SHORT PROBLEM:
Reproduce the full listing below unchanged, apart from the pictures.

— Begin INFORMATION SUPPLIED —

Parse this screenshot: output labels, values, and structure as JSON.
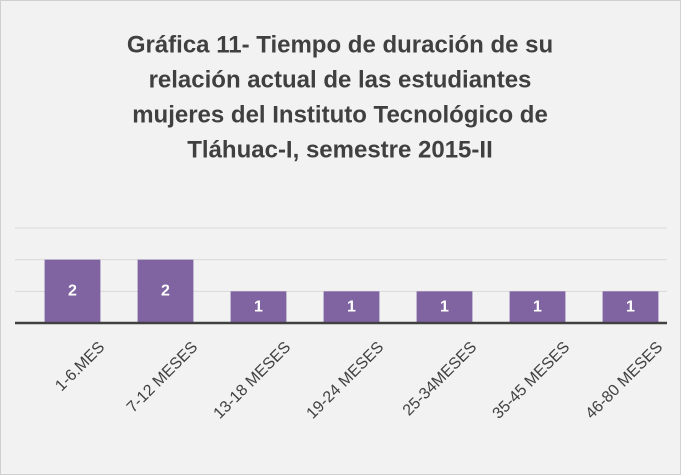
{
  "chart_data": {
    "type": "bar",
    "title": [
      "Gráfica 11- Tiempo de duración de su",
      "relación actual de las estudiantes",
      "mujeres del Instituto Tecnológico de",
      "Tláhuac-I, semestre 2015-II"
    ],
    "categories": [
      "1-6.MES",
      "7-12 MESES",
      "13-18 MESES",
      "19-24 MESES",
      "25-34MESES",
      "35-45 MESES",
      "46-80 MESES"
    ],
    "values": [
      2,
      2,
      1,
      1,
      1,
      1,
      1
    ],
    "color": "#8064a2",
    "ylim": [
      0,
      3
    ],
    "yticks": [
      0,
      1,
      2,
      3
    ],
    "grid": true
  }
}
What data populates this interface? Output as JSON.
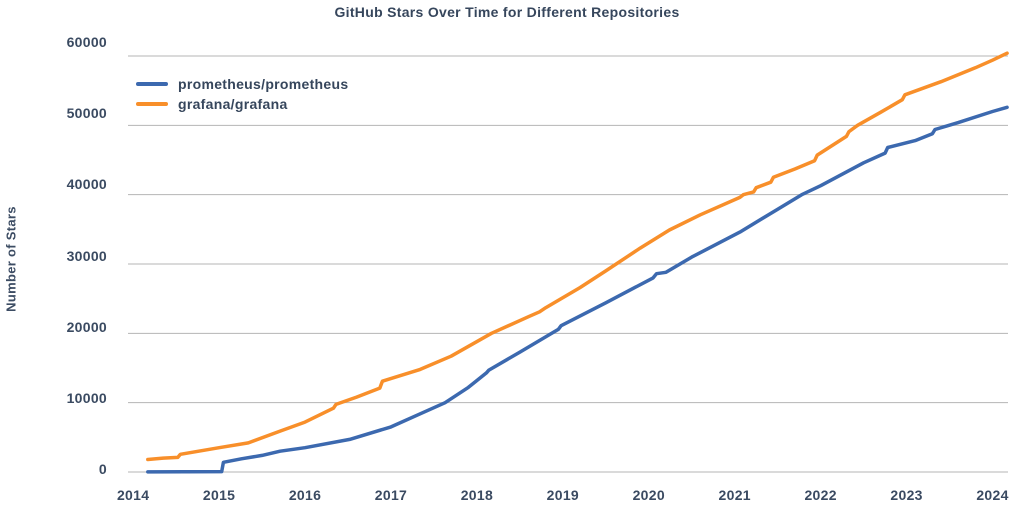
{
  "chart_data": {
    "type": "line",
    "title": "GitHub Stars Over Time for Different Repositories",
    "xlabel": "",
    "ylabel": "Number of Stars",
    "xlim": [
      2013.94,
      2024.18
    ],
    "ylim": [
      0,
      60000
    ],
    "xticks": [
      "2014",
      "2015",
      "2016",
      "2017",
      "2018",
      "2019",
      "2020",
      "2021",
      "2022",
      "2023",
      "2024"
    ],
    "yticks": [
      "0",
      "10000",
      "20000",
      "30000",
      "40000",
      "50000",
      "60000"
    ],
    "ytick_values": [
      0,
      10000,
      20000,
      30000,
      40000,
      50000,
      60000
    ],
    "xtick_values": [
      2014,
      2015,
      2016,
      2017,
      2018,
      2019,
      2020,
      2021,
      2022,
      2023,
      2024
    ],
    "grid": "horizontal",
    "legend_position": "upper-left-inside",
    "grid_color": "#b5b5b5",
    "text_color": "#3a4a61",
    "series": [
      {
        "name": "prometheus/prometheus",
        "color": "#3c69af",
        "points": [
          [
            2014.17,
            20
          ],
          [
            2014.6,
            40
          ],
          [
            2015.03,
            60
          ],
          [
            2015.05,
            1400
          ],
          [
            2015.26,
            1900
          ],
          [
            2015.5,
            2400
          ],
          [
            2015.71,
            3000
          ],
          [
            2016.0,
            3500
          ],
          [
            2016.52,
            4700
          ],
          [
            2017.0,
            6500
          ],
          [
            2017.34,
            8400
          ],
          [
            2017.63,
            10000
          ],
          [
            2017.9,
            12200
          ],
          [
            2018.11,
            14300
          ],
          [
            2018.14,
            14700
          ],
          [
            2018.5,
            17300
          ],
          [
            2018.95,
            20600
          ],
          [
            2018.98,
            21100
          ],
          [
            2019.5,
            24400
          ],
          [
            2020.05,
            28000
          ],
          [
            2020.09,
            28600
          ],
          [
            2020.2,
            28800
          ],
          [
            2020.5,
            31000
          ],
          [
            2021.06,
            34600
          ],
          [
            2021.5,
            37900
          ],
          [
            2021.78,
            40000
          ],
          [
            2022.0,
            41300
          ],
          [
            2022.5,
            44600
          ],
          [
            2022.75,
            46000
          ],
          [
            2022.78,
            46800
          ],
          [
            2023.1,
            47800
          ],
          [
            2023.3,
            48800
          ],
          [
            2023.33,
            49400
          ],
          [
            2023.6,
            50400
          ],
          [
            2024.0,
            52000
          ],
          [
            2024.17,
            52600
          ]
        ]
      },
      {
        "name": "grafana/grafana",
        "color": "#f88f2a",
        "points": [
          [
            2014.17,
            1800
          ],
          [
            2014.35,
            2000
          ],
          [
            2014.52,
            2100
          ],
          [
            2014.55,
            2550
          ],
          [
            2015.0,
            3500
          ],
          [
            2015.34,
            4200
          ],
          [
            2015.71,
            5900
          ],
          [
            2016.0,
            7200
          ],
          [
            2016.33,
            9200
          ],
          [
            2016.36,
            9750
          ],
          [
            2016.6,
            10800
          ],
          [
            2016.87,
            12100
          ],
          [
            2016.9,
            13100
          ],
          [
            2017.34,
            14800
          ],
          [
            2017.7,
            16700
          ],
          [
            2018.17,
            20000
          ],
          [
            2018.6,
            22400
          ],
          [
            2018.73,
            23100
          ],
          [
            2018.8,
            23700
          ],
          [
            2019.2,
            26600
          ],
          [
            2019.5,
            29000
          ],
          [
            2019.9,
            32300
          ],
          [
            2020.24,
            34900
          ],
          [
            2020.6,
            37100
          ],
          [
            2021.06,
            39600
          ],
          [
            2021.1,
            40000
          ],
          [
            2021.22,
            40400
          ],
          [
            2021.25,
            41000
          ],
          [
            2021.42,
            41800
          ],
          [
            2021.45,
            42500
          ],
          [
            2021.7,
            43700
          ],
          [
            2021.93,
            44900
          ],
          [
            2021.96,
            45700
          ],
          [
            2022.3,
            48400
          ],
          [
            2022.33,
            49100
          ],
          [
            2022.43,
            50000
          ],
          [
            2022.7,
            51900
          ],
          [
            2022.95,
            53700
          ],
          [
            2022.98,
            54400
          ],
          [
            2023.4,
            56300
          ],
          [
            2023.8,
            58300
          ],
          [
            2024.0,
            59400
          ],
          [
            2024.17,
            60400
          ]
        ]
      }
    ]
  }
}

— End INFORMATION SUPPLIED —

EXERCISE SOLUTION:
Parse this screenshot: output labels, values, and structure as JSON.
{
  "chart_data": {
    "type": "bar",
    "title": [
      "Gráfica 11- Tiempo de duración de su",
      "relación actual de las estudiantes",
      "mujeres del Instituto Tecnológico de",
      "Tláhuac-I, semestre 2015-II"
    ],
    "categories": [
      "1-6.MES",
      "7-12 MESES",
      "13-18 MESES",
      "19-24 MESES",
      "25-34MESES",
      "35-45 MESES",
      "46-80 MESES"
    ],
    "values": [
      2,
      2,
      1,
      1,
      1,
      1,
      1
    ],
    "color": "#8064a2",
    "ylim": [
      0,
      3
    ],
    "yticks": [
      0,
      1,
      2,
      3
    ],
    "grid": true
  }
}
What data populates this interface? Output as JSON.
{
  "chart_data": {
    "type": "line",
    "title": "GitHub Stars Over Time for Different Repositories",
    "xlabel": "",
    "ylabel": "Number of Stars",
    "xlim": [
      2013.94,
      2024.18
    ],
    "ylim": [
      0,
      60000
    ],
    "xticks": [
      "2014",
      "2015",
      "2016",
      "2017",
      "2018",
      "2019",
      "2020",
      "2021",
      "2022",
      "2023",
      "2024"
    ],
    "yticks": [
      "0",
      "10000",
      "20000",
      "30000",
      "40000",
      "50000",
      "60000"
    ],
    "ytick_values": [
      0,
      10000,
      20000,
      30000,
      40000,
      50000,
      60000
    ],
    "xtick_values": [
      2014,
      2015,
      2016,
      2017,
      2018,
      2019,
      2020,
      2021,
      2022,
      2023,
      2024
    ],
    "grid": "horizontal",
    "legend_position": "upper-left-inside",
    "grid_color": "#b5b5b5",
    "text_color": "#3a4a61",
    "series": [
      {
        "name": "prometheus/prometheus",
        "color": "#3c69af",
        "points": [
          [
            2014.17,
            20
          ],
          [
            2014.6,
            40
          ],
          [
            2015.03,
            60
          ],
          [
            2015.05,
            1400
          ],
          [
            2015.26,
            1900
          ],
          [
            2015.5,
            2400
          ],
          [
            2015.71,
            3000
          ],
          [
            2016.0,
            3500
          ],
          [
            2016.52,
            4700
          ],
          [
            2017.0,
            6500
          ],
          [
            2017.34,
            8400
          ],
          [
            2017.63,
            10000
          ],
          [
            2017.9,
            12200
          ],
          [
            2018.11,
            14300
          ],
          [
            2018.14,
            14700
          ],
          [
            2018.5,
            17300
          ],
          [
            2018.95,
            20600
          ],
          [
            2018.98,
            21100
          ],
          [
            2019.5,
            24400
          ],
          [
            2020.05,
            28000
          ],
          [
            2020.09,
            28600
          ],
          [
            2020.2,
            28800
          ],
          [
            2020.5,
            31000
          ],
          [
            2021.06,
            34600
          ],
          [
            2021.5,
            37900
          ],
          [
            2021.78,
            40000
          ],
          [
            2022.0,
            41300
          ],
          [
            2022.5,
            44600
          ],
          [
            2022.75,
            46000
          ],
          [
            2022.78,
            46800
          ],
          [
            2023.1,
            47800
          ],
          [
            2023.3,
            48800
          ],
          [
            2023.33,
            49400
          ],
          [
            2023.6,
            50400
          ],
          [
            2024.0,
            52000
          ],
          [
            2024.17,
            52600
          ]
        ]
      },
      {
        "name": "grafana/grafana",
        "color": "#f88f2a",
        "points": [
          [
            2014.17,
            1800
          ],
          [
            2014.35,
            2000
          ],
          [
            2014.52,
            2100
          ],
          [
            2014.55,
            2550
          ],
          [
            2015.0,
            3500
          ],
          [
            2015.34,
            4200
          ],
          [
            2015.71,
            5900
          ],
          [
            2016.0,
            7200
          ],
          [
            2016.33,
            9200
          ],
          [
            2016.36,
            9750
          ],
          [
            2016.6,
            10800
          ],
          [
            2016.87,
            12100
          ],
          [
            2016.9,
            13100
          ],
          [
            2017.34,
            14800
          ],
          [
            2017.7,
            16700
          ],
          [
            2018.17,
            20000
          ],
          [
            2018.6,
            22400
          ],
          [
            2018.73,
            23100
          ],
          [
            2018.8,
            23700
          ],
          [
            2019.2,
            26600
          ],
          [
            2019.5,
            29000
          ],
          [
            2019.9,
            32300
          ],
          [
            2020.24,
            34900
          ],
          [
            2020.6,
            37100
          ],
          [
            2021.06,
            39600
          ],
          [
            2021.1,
            40000
          ],
          [
            2021.22,
            40400
          ],
          [
            2021.25,
            41000
          ],
          [
            2021.42,
            41800
          ],
          [
            2021.45,
            42500
          ],
          [
            2021.7,
            43700
          ],
          [
            2021.93,
            44900
          ],
          [
            2021.96,
            45700
          ],
          [
            2022.3,
            48400
          ],
          [
            2022.33,
            49100
          ],
          [
            2022.43,
            50000
          ],
          [
            2022.7,
            51900
          ],
          [
            2022.95,
            53700
          ],
          [
            2022.98,
            54400
          ],
          [
            2023.4,
            56300
          ],
          [
            2023.8,
            58300
          ],
          [
            2024.0,
            59400
          ],
          [
            2024.17,
            60400
          ]
        ]
      }
    ]
  }
}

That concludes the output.